--- Start Material supplied ---

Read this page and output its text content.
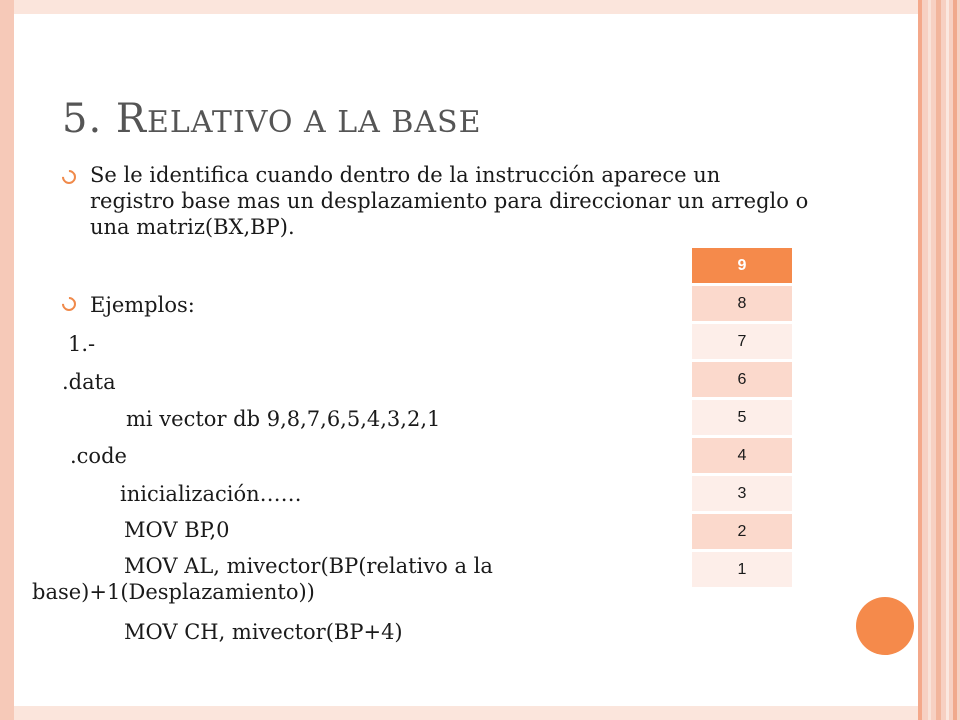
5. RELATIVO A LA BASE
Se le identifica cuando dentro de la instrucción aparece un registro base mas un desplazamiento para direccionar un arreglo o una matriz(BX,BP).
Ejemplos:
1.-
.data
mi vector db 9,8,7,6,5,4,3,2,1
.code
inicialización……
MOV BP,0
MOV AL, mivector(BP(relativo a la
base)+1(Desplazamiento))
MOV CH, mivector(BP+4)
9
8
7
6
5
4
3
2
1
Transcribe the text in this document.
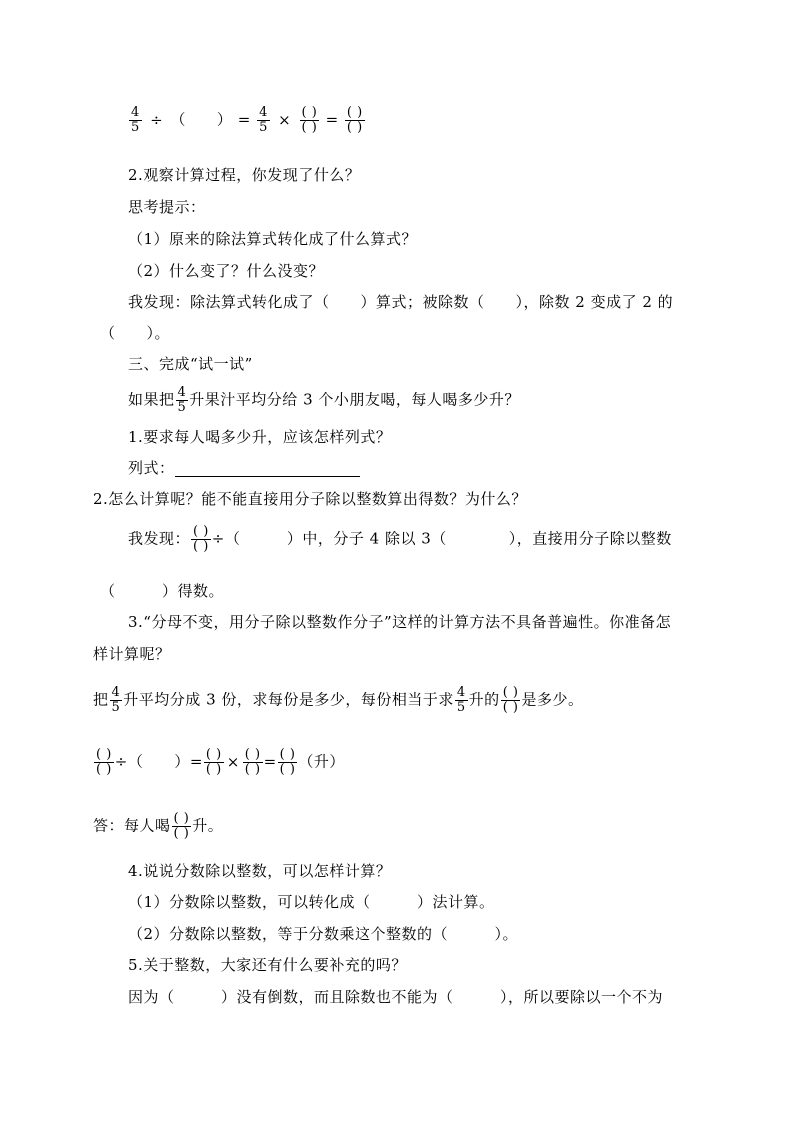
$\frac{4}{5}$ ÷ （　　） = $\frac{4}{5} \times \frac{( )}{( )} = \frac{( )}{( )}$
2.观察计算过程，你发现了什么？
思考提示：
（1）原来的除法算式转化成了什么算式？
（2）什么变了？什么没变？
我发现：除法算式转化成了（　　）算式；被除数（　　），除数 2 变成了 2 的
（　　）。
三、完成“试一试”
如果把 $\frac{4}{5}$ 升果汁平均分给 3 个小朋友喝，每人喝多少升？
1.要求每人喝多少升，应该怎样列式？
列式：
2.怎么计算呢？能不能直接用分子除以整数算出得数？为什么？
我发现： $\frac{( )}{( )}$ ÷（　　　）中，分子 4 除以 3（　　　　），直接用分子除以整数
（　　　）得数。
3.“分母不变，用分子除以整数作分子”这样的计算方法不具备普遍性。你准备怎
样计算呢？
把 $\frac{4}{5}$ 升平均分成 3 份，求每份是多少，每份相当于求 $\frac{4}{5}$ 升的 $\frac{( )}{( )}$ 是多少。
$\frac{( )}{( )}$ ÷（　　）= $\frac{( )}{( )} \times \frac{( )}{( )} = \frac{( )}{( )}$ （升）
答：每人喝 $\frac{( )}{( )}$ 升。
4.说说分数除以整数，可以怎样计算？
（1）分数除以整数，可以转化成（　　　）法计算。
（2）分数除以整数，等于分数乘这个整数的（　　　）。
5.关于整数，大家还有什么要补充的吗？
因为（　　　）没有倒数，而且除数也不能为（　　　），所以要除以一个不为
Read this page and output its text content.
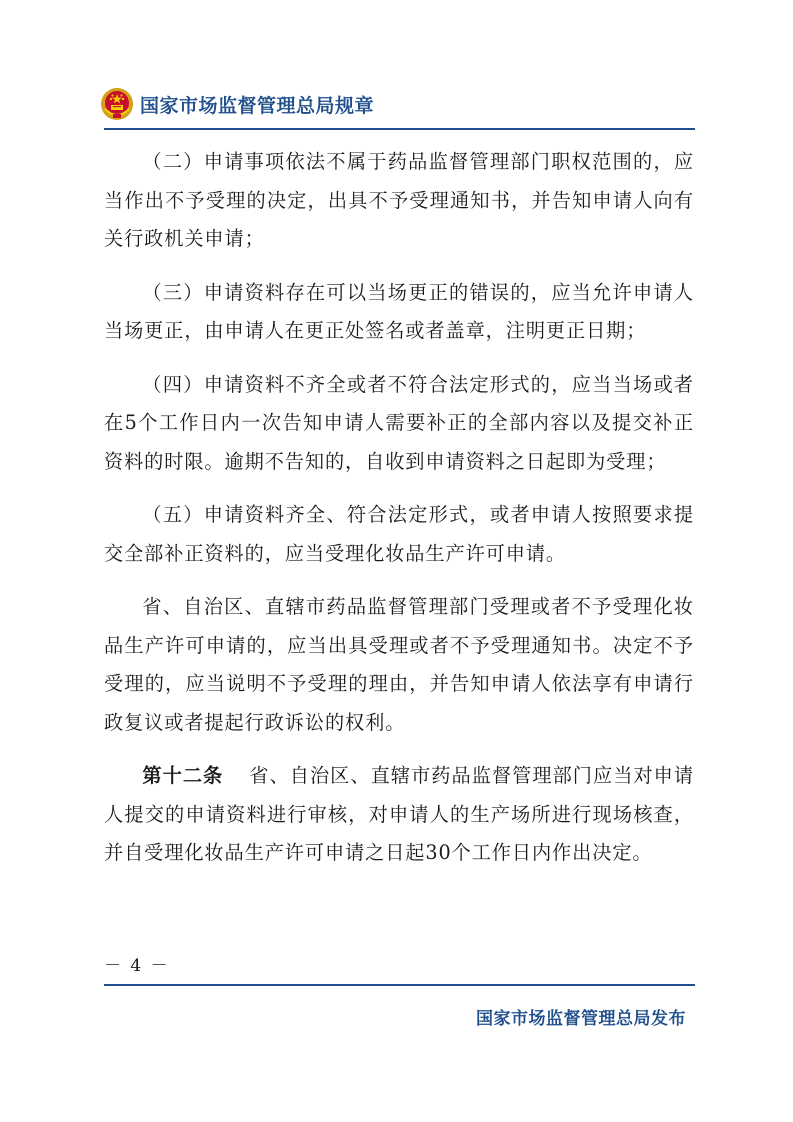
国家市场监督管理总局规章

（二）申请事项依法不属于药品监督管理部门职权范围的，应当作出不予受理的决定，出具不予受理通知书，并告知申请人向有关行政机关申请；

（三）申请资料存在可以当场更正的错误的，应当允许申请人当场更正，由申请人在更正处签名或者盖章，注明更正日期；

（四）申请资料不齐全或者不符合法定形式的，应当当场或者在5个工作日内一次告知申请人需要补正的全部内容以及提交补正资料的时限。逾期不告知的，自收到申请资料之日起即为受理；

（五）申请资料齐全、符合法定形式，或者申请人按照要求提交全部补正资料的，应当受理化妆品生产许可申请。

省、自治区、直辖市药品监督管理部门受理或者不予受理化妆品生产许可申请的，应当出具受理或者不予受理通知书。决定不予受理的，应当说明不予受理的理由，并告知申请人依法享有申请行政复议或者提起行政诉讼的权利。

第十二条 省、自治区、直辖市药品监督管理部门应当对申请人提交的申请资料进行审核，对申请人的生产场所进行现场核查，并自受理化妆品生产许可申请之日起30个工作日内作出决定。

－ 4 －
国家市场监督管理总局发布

--- End Material supplied ---

* [Aim]: Where a line of the material above holds the string "frac", copy that line.

* [Response to this task]:
$\frac{4}{5}$ ÷ （　　） = $\frac{4}{5} \times \frac{( )}{( )} = \frac{( )}{( )}$
如果把 $\frac{4}{5}$ 升果汁平均分给 3 个小朋友喝，每人喝多少升？
我发现： $\frac{( )}{( )}$ ÷（　　　）中，分子 4 除以 3（　　　　），直接用分子除以整数
把 $\frac{4}{5}$ 升平均分成 3 份，求每份是多少，每份相当于求 $\frac{4}{5}$ 升的 $\frac{( )}{( )}$ 是多少。
$\frac{( )}{( )}$ ÷（　　）= $\frac{( )}{( )} \times \frac{( )}{( )} = \frac{( )}{( )}$ （升）
答：每人喝 $\frac{( )}{( )}$ 升。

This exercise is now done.